[start of Supplied material]

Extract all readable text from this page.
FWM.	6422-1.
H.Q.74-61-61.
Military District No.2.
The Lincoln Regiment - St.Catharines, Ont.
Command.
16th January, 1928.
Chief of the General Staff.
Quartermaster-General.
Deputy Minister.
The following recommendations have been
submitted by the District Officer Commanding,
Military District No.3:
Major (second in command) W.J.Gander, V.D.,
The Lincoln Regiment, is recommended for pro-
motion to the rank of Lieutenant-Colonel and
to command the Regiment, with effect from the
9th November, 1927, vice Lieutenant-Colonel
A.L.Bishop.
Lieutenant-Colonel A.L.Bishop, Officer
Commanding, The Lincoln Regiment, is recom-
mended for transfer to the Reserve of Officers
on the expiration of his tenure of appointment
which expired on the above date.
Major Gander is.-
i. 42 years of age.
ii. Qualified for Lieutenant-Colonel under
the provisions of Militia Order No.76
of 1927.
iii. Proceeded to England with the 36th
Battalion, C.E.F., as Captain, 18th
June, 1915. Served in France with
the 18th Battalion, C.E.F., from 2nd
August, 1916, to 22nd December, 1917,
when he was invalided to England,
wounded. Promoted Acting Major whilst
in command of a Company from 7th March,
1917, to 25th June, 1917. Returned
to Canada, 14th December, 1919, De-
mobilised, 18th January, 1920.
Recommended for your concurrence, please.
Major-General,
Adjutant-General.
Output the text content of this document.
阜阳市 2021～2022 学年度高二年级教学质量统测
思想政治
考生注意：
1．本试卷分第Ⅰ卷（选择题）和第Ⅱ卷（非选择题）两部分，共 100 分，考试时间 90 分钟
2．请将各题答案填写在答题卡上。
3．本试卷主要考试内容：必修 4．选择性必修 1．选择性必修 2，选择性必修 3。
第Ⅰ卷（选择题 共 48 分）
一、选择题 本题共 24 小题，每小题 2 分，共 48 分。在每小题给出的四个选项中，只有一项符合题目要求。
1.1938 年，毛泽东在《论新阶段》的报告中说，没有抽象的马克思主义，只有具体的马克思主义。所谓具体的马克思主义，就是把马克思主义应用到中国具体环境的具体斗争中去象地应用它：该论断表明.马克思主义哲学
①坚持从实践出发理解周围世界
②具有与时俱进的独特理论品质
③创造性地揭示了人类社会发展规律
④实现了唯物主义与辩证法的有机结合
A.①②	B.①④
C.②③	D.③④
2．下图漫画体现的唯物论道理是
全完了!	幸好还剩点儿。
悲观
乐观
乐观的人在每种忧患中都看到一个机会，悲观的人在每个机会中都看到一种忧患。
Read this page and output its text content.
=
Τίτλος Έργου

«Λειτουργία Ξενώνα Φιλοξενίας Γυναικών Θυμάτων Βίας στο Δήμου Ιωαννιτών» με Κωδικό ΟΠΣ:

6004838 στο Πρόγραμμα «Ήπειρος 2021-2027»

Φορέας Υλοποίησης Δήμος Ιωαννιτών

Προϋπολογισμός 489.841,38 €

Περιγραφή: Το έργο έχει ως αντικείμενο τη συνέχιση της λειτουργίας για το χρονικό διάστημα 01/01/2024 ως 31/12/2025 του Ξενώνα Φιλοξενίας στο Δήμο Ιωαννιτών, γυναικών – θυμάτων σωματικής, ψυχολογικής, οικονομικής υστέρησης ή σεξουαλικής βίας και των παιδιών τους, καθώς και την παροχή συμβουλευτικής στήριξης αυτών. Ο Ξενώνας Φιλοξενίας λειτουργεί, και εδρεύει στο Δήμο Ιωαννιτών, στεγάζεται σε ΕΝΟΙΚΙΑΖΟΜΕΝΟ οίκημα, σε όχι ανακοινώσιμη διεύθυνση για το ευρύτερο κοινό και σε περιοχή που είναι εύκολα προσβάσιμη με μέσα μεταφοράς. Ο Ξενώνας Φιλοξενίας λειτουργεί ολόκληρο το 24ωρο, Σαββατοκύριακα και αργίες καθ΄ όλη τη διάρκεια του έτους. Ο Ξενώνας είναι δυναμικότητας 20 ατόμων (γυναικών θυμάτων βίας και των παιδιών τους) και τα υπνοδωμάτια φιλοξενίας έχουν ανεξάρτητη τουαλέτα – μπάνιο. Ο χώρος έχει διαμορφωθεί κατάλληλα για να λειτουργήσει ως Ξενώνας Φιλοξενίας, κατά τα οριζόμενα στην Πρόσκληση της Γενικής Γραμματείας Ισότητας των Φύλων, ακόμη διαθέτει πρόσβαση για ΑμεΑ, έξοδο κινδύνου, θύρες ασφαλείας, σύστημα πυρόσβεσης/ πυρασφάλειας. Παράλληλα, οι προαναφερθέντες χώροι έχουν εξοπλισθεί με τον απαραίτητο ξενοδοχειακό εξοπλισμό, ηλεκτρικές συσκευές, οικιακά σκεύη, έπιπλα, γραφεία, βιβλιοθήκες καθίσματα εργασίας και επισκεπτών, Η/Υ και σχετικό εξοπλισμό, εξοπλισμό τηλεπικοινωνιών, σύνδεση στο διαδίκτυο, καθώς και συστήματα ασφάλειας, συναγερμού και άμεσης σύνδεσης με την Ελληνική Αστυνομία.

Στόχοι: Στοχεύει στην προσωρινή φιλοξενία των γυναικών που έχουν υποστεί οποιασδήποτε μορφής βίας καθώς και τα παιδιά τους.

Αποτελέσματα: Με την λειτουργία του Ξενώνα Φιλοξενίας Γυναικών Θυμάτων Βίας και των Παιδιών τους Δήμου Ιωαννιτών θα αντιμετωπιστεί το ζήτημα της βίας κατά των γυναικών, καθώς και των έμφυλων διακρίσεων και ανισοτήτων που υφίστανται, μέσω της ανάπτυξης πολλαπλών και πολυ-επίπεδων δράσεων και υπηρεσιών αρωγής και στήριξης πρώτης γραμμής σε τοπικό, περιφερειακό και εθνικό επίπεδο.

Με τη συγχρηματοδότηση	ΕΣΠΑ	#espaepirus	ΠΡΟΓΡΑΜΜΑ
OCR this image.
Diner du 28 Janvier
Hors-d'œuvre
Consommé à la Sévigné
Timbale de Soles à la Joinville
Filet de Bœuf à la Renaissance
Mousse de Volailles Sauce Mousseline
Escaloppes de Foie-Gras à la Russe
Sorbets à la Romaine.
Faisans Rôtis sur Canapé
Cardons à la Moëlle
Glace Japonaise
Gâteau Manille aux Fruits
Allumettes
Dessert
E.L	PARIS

[end of Supplied material]

Task: Copy only this span: the line that contains "OCR this image.", the last line, and every line between them.

Reply to the task:
OCR this image.
Diner du 28 Janvier
Hors-d'œuvre
Consommé à la Sévigné
Timbale de Soles à la Joinville
Filet de Bœuf à la Renaissance
Mousse de Volailles Sauce Mousseline
Escaloppes de Foie-Gras à la Russe
Sorbets à la Romaine.
Faisans Rôtis sur Canapé
Cardons à la Moëlle
Glace Japonaise
Gâteau Manille aux Fruits
Allumettes
Dessert
E.L	PARIS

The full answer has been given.